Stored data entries
======
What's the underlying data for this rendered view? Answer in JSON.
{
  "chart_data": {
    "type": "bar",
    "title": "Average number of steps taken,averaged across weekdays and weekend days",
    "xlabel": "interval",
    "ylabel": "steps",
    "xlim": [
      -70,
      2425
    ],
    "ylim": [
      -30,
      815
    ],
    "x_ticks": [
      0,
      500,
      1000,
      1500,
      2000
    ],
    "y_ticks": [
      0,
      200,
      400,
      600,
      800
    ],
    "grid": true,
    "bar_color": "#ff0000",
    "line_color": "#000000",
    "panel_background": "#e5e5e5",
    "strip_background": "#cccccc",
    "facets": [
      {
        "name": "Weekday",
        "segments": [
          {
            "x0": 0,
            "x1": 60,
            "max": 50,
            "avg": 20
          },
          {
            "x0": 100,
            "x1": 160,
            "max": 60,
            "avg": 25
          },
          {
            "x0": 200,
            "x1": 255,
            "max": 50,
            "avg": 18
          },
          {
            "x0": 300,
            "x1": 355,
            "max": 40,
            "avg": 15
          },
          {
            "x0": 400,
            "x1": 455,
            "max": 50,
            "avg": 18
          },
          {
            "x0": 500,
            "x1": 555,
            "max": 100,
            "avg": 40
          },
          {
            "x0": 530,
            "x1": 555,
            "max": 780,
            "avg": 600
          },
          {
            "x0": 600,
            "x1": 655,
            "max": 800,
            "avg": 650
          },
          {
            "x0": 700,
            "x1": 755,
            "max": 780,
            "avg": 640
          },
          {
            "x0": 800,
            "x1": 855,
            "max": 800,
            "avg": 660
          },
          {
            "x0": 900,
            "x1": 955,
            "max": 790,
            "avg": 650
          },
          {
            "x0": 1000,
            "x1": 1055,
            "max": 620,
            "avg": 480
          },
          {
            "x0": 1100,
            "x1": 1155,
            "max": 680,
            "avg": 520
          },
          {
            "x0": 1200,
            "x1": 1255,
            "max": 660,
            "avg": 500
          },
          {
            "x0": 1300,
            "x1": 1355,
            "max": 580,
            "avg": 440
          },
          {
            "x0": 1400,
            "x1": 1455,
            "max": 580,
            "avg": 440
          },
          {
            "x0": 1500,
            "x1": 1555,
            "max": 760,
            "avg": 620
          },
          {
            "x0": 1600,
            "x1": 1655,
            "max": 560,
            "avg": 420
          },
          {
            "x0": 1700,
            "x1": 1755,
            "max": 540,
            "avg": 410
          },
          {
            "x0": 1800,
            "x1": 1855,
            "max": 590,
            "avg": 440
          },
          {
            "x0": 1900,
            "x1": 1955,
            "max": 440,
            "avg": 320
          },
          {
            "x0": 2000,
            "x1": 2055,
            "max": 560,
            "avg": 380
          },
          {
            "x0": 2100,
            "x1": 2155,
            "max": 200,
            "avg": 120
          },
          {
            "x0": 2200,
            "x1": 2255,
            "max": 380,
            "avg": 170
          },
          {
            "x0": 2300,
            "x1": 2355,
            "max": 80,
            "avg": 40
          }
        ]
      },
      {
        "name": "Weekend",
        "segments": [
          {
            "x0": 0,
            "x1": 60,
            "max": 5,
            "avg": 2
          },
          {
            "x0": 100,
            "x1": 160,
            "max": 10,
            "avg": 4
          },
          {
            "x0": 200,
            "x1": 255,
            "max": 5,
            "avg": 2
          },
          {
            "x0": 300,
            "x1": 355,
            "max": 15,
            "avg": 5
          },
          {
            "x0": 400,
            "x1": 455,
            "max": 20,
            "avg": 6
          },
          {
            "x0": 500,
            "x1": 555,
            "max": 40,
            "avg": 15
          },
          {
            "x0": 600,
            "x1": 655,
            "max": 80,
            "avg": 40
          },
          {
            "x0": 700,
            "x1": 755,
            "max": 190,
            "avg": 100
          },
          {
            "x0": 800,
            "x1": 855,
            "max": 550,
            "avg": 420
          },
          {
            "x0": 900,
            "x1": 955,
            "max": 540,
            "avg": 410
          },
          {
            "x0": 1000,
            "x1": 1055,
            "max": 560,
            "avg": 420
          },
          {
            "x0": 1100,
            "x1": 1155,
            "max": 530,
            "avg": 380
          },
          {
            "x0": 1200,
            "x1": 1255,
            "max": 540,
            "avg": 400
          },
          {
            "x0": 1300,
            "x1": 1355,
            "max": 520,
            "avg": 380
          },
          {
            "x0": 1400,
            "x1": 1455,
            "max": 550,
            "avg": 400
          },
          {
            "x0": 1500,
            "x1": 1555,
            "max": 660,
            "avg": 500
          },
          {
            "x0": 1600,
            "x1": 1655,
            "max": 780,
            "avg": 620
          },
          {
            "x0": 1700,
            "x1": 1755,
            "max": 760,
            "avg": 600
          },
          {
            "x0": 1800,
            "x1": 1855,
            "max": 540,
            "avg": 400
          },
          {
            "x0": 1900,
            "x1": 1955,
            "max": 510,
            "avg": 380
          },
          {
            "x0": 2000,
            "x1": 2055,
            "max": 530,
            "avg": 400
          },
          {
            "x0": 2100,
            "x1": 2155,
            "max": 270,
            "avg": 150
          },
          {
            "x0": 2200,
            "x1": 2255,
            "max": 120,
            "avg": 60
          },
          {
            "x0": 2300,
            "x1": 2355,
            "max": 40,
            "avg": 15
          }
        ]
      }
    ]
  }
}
======
### STATED TASK
Give back all the records exactly as they stand.

### WRITTEN RESPONSE
What's the underlying data for this rendered view? Answer in JSON.
{
  "chart_data": {
    "type": "bar",
    "title": "Average number of steps taken,averaged across weekdays and weekend days",
    "xlabel": "interval",
    "ylabel": "steps",
    "xlim": [
      -70,
      2425
    ],
    "ylim": [
      -30,
      815
    ],
    "x_ticks": [
      0,
      500,
      1000,
      1500,
      2000
    ],
    "y_ticks": [
      0,
      200,
      400,
      600,
      800
    ],
    "grid": true,
    "bar_color": "#ff0000",
    "line_color": "#000000",
    "panel_background": "#e5e5e5",
    "strip_background": "#cccccc",
    "facets": [
      {
        "name": "Weekday",
        "segments": [
          {
            "x0": 0,
            "x1": 60,
            "max": 50,
            "avg": 20
          },
          {
            "x0": 100,
            "x1": 160,
            "max": 60,
            "avg": 25
          },
          {
            "x0": 200,
            "x1": 255,
            "max": 50,
            "avg": 18
          },
          {
            "x0": 300,
            "x1": 355,
            "max": 40,
            "avg": 15
          },
          {
            "x0": 400,
            "x1": 455,
            "max": 50,
            "avg": 18
          },
          {
            "x0": 500,
            "x1": 555,
            "max": 100,
            "avg": 40
          },
          {
            "x0": 530,
            "x1": 555,
            "max": 780,
            "avg": 600
          },
          {
            "x0": 600,
            "x1": 655,
            "max": 800,
            "avg": 650
          },
          {
            "x0": 700,
            "x1": 755,
            "max": 780,
            "avg": 640
          },
          {
            "x0": 800,
            "x1": 855,
            "max": 800,
            "avg": 660
          },
          {
            "x0": 900,
            "x1": 955,
            "max": 790,
            "avg": 650
          },
          {
            "x0": 1000,
            "x1": 1055,
            "max": 620,
            "avg": 480
          },
          {
            "x0": 1100,
            "x1": 1155,
            "max": 680,
            "avg": 520
          },
          {
            "x0": 1200,
            "x1": 1255,
            "max": 660,
            "avg": 500
          },
          {
            "x0": 1300,
            "x1": 1355,
            "max": 580,
            "avg": 440
          },
          {
            "x0": 1400,
            "x1": 1455,
            "max": 580,
            "avg": 440
          },
          {
            "x0": 1500,
            "x1": 1555,
            "max": 760,
            "avg": 620
          },
          {
            "x0": 1600,
            "x1": 1655,
            "max": 560,
            "avg": 420
          },
          {
            "x0": 1700,
            "x1": 1755,
            "max": 540,
            "avg": 410
          },
          {
            "x0": 1800,
            "x1": 1855,
            "max": 590,
            "avg": 440
          },
          {
            "x0": 1900,
            "x1": 1955,
            "max": 440,
            "avg": 320
          },
          {
            "x0": 2000,
            "x1": 2055,
            "max": 560,
            "avg": 380
          },
          {
            "x0": 2100,
            "x1": 2155,
            "max": 200,
            "avg": 120
          },
          {
            "x0": 2200,
            "x1": 2255,
            "max": 380,
            "avg": 170
          },
          {
            "x0": 2300,
            "x1": 2355,
            "max": 80,
            "avg": 40
          }
        ]
      },
      {
        "name": "Weekend",
        "segments": [
          {
            "x0": 0,
            "x1": 60,
            "max": 5,
            "avg": 2
          },
          {
            "x0": 100,
            "x1": 160,
            "max": 10,
            "avg": 4
          },
          {
            "x0": 200,
            "x1": 255,
            "max": 5,
            "avg": 2
          },
          {
            "x0": 300,
            "x1": 355,
            "max": 15,
            "avg": 5
          },
          {
            "x0": 400,
            "x1": 455,
            "max": 20,
            "avg": 6
          },
          {
            "x0": 500,
            "x1": 555,
            "max": 40,
            "avg": 15
          },
          {
            "x0": 600,
            "x1": 655,
            "max": 80,
            "avg": 40
          },
          {
            "x0": 700,
            "x1": 755,
            "max": 190,
            "avg": 100
          },
          {
            "x0": 800,
            "x1": 855,
            "max": 550,
            "avg": 420
          },
          {
            "x0": 900,
            "x1": 955,
            "max": 540,
            "avg": 410
          },
          {
            "x0": 1000,
            "x1": 1055,
            "max": 560,
            "avg": 420
          },
          {
            "x0": 1100,
            "x1": 1155,
            "max": 530,
            "avg": 380
          },
          {
            "x0": 1200,
            "x1": 1255,
            "max": 540,
            "avg": 400
          },
          {
            "x0": 1300,
            "x1": 1355,
            "max": 520,
            "avg": 380
          },
          {
            "x0": 1400,
            "x1": 1455,
            "max": 550,
            "avg": 400
          },
          {
            "x0": 1500,
            "x1": 1555,
            "max": 660,
            "avg": 500
          },
          {
            "x0": 1600,
            "x1": 1655,
            "max": 780,
            "avg": 620
          },
          {
            "x0": 1700,
            "x1": 1755,
            "max": 760,
            "avg": 600
          },
          {
            "x0": 1800,
            "x1": 1855,
            "max": 540,
            "avg": 400
          },
          {
            "x0": 1900,
            "x1": 1955,
            "max": 510,
            "avg": 380
          },
          {
            "x0": 2000,
            "x1": 2055,
            "max": 530,
            "avg": 400
          },
          {
            "x0": 2100,
            "x1": 2155,
            "max": 270,
            "avg": 150
          },
          {
            "x0": 2200,
            "x1": 2255,
            "max": 120,
            "avg": 60
          },
          {
            "x0": 2300,
            "x1": 2355,
            "max": 40,
            "avg": 15
          }
        ]
      }
    ]
  }
}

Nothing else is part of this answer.